**Exercise brief:** Each entry below is to be transcribed exactly.

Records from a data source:
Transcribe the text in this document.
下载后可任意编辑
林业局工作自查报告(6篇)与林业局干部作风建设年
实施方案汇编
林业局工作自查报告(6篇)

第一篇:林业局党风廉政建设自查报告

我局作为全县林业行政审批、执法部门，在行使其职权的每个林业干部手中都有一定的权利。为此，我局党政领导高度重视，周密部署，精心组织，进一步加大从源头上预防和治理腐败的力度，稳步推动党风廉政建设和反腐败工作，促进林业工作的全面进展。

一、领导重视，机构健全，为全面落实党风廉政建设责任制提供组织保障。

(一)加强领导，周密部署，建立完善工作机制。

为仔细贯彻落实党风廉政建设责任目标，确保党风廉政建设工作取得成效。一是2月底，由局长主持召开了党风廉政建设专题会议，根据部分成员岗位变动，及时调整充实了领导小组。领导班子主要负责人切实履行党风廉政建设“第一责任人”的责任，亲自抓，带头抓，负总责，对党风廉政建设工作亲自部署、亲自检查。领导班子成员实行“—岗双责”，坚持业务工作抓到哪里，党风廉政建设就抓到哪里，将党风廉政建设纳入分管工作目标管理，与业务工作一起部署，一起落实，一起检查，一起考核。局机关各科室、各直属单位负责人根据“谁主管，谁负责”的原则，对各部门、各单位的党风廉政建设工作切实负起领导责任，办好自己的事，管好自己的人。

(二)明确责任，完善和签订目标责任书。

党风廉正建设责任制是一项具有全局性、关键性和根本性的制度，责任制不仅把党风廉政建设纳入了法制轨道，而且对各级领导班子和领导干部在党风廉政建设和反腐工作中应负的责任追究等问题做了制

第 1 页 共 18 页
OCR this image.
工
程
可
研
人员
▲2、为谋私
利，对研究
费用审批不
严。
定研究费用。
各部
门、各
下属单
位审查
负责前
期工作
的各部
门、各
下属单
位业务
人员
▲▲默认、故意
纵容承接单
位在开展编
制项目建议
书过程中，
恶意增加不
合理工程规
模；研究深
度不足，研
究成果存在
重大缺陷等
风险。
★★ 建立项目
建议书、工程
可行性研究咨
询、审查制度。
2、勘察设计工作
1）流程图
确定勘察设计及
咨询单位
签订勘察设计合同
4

**Solved exercise:**
Transcribe the text in this document.
下载后可任意编辑
林业局工作自查报告(6篇)与林业局干部作风建设年
实施方案汇编
林业局工作自查报告(6篇)

第一篇:林业局党风廉政建设自查报告

我局作为全县林业行政审批、执法部门，在行使其职权的每个林业干部手中都有一定的权利。为此，我局党政领导高度重视，周密部署，精心组织，进一步加大从源头上预防和治理腐败的力度，稳步推动党风廉政建设和反腐败工作，促进林业工作的全面进展。

一、领导重视，机构健全，为全面落实党风廉政建设责任制提供组织保障。

(一)加强领导，周密部署，建立完善工作机制。

为仔细贯彻落实党风廉政建设责任目标，确保党风廉政建设工作取得成效。一是2月底，由局长主持召开了党风廉政建设专题会议，根据部分成员岗位变动，及时调整充实了领导小组。领导班子主要负责人切实履行党风廉政建设“第一责任人”的责任，亲自抓，带头抓，负总责，对党风廉政建设工作亲自部署、亲自检查。领导班子成员实行“—岗双责”，坚持业务工作抓到哪里，党风廉政建设就抓到哪里，将党风廉政建设纳入分管工作目标管理，与业务工作一起部署，一起落实，一起检查，一起考核。局机关各科室、各直属单位负责人根据“谁主管，谁负责”的原则，对各部门、各单位的党风廉政建设工作切实负起领导责任，办好自己的事，管好自己的人。

(二)明确责任，完善和签订目标责任书。

党风廉正建设责任制是一项具有全局性、关键性和根本性的制度，责任制不仅把党风廉政建设纳入了法制轨道，而且对各级领导班子和领导干部在党风廉政建设和反腐工作中应负的责任追究等问题做了制

第 1 页 共 18 页
OCR this image.
工
程
可
研
人员
▲2、为谋私
利，对研究
费用审批不
严。
定研究费用。
各部
门、各
下属单
位审查
负责前
期工作
的各部
门、各
下属单
位业务
人员
▲▲默认、故意
纵容承接单
位在开展编
制项目建议
书过程中，
恶意增加不
合理工程规
模；研究深
度不足，研
究成果存在
重大缺陷等
风险。
★★ 建立项目
建议书、工程
可行性研究咨
询、审查制度。
2、勘察设计工作
1）流程图
确定勘察设计及
咨询单位
签订勘察设计合同
4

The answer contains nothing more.